In this context, a module is a collection of units; in other words, a class. Similarly, we can understand a component as an aggregation of modules (or classes) that can be grouped to offer a higher order of functionality. For many teams, a component will be something that can be developed, deployed, and/or installed independently, and will typically refer to them as a JAR file in Java, a DLL in .NET languages or, more generally, a library. However, some other teams with larger codebases will choose a bigger unit of measurement when defining what a component is, and will typically refer to them as frameworks or systems. The definition of the concept of a component will have an impact on the applicability of some of the guidelines, so teams should choose a definition carefully and potentially review it over time.

Finally, a codebase is a version-controlled collection of software; this typically means a repository in GIT-based systems, or an independent subfolder in Subversion or CVS-based systems.

As you will see, the architectural guidelines will apply to progressively broader aspects of the software, leaving behind the fine-grained details of the unit guidelines.

Separate Concerns in Modules

Modules, or classes, are meant to be representations of domain concepts; if you can’t explain what a class does in a couple of simple sentences, then that class either represents more than one concept or represents a concept that is too general or abstract.

A class that holds too much responsibility will be troublesome in several ways. First, it is likely to become a change hotspot. Since it has so many responsibilities, it will affect a large proportion of the business logic, and therefore the probability that it needs to be modified upon any new request will be high. Change hotspots create long (and difficult to browse) change logs and increase the probability of clashes between programmers, potentially disrupting the natural team flow.

Second, big classes have the risk of becoming a dumping ground for difficult design decisions. When new functionality needs to be added to a system and programmers are unsure about where that new functionality should go, it is not uncommon for people to choose an existing big class whose purpose is not entirely clear anyway.

Finally, big classes that concentrate a lot of logic in one place will be highly utilized by other classes in one way or another. This means we are creating a class with a high degree of change (and therefore a higher risk of accidents) and high exposure (and therefore a higher impact on accidents), and creating areas of code with high risk and impact is never a good idea.

Deciding how well a team is applying “Separate Concerns in Modules” is a little subjective. The general suggestion is to try and apply the Single Responsibility Principle, for which there is plenty of documentation— although even then some people may argue whether a particular scenario represents one single but complex principle or two independent but related principles. Some heuristics that can help are the size of the class (beyond 100 lines seems suspicious for a single principle) or the rate of public versus private methods (too many private methods may expose complexities that belong somewhere else). However, each team will have to decide what their own metrics are and how they are to be applied.

- [GOAL OF THE EXERCISE]
Using the text on modules and components, answer each question in a few words.
(a) In GIT-based systems, what does a codebase typically mean?
(b) In .NET languages, what do teams typically call a component?
(c) Beyond how many lines does a class seem suspicious for a single principle?

- [PROVIDED RECORDS]
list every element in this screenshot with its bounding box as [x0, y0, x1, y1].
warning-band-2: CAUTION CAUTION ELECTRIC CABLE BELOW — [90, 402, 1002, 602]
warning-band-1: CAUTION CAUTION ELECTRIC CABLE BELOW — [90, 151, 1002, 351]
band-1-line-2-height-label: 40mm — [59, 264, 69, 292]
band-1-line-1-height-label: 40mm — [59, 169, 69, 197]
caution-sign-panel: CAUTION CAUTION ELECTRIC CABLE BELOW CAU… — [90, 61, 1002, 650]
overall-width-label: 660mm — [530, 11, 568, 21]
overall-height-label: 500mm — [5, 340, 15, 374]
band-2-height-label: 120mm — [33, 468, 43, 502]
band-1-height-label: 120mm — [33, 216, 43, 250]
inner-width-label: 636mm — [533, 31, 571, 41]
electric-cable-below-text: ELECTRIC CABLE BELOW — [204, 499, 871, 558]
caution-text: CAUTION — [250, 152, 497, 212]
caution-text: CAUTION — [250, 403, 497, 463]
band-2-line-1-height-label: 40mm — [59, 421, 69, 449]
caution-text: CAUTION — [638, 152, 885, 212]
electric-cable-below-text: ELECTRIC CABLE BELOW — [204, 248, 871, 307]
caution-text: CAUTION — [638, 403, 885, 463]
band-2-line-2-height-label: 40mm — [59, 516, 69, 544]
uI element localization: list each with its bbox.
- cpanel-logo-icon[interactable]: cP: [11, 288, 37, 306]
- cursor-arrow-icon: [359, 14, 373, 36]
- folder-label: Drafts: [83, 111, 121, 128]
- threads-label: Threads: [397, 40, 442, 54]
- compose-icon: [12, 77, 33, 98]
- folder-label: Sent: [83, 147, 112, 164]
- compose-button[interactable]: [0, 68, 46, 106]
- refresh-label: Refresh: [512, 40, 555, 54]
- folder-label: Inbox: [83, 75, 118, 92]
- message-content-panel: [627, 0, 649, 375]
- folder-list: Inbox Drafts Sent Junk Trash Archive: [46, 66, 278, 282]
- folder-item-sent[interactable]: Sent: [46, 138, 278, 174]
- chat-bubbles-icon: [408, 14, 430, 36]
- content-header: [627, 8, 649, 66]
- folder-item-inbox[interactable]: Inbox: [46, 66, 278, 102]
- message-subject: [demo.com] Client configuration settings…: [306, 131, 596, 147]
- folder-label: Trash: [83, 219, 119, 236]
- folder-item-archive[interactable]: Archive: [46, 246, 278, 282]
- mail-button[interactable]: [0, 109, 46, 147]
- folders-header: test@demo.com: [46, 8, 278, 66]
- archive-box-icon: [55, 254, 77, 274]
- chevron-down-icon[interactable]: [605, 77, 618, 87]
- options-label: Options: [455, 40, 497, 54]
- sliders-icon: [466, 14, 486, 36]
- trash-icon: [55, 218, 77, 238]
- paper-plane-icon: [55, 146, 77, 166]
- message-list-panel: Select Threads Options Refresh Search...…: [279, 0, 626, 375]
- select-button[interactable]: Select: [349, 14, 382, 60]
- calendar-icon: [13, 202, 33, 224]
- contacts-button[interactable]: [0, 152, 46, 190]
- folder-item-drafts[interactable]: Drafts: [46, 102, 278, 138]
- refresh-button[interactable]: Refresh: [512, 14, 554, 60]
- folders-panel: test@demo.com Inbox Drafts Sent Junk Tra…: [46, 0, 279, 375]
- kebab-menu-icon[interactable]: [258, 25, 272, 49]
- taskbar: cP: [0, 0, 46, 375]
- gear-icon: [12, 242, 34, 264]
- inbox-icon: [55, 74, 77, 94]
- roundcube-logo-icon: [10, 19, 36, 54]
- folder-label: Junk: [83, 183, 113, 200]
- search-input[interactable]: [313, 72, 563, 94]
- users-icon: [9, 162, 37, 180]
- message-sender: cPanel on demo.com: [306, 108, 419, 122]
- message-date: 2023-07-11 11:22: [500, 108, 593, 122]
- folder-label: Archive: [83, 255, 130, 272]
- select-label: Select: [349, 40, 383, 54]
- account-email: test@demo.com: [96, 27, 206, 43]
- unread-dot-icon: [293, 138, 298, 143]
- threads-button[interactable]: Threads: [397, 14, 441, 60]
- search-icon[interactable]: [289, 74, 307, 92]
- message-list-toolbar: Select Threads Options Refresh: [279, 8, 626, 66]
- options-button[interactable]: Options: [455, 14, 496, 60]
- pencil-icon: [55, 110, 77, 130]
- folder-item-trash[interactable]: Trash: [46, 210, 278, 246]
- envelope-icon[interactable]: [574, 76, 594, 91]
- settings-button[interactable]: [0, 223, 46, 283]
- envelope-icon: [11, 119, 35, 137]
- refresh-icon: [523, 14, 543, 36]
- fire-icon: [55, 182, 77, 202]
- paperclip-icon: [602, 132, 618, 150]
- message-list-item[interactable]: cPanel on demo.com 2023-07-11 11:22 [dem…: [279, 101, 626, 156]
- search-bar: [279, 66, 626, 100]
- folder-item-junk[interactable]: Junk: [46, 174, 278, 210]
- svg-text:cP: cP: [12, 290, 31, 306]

- [FINAL RESULT]
(a) A repository.
(b) A DLL.
(c) 100 lines.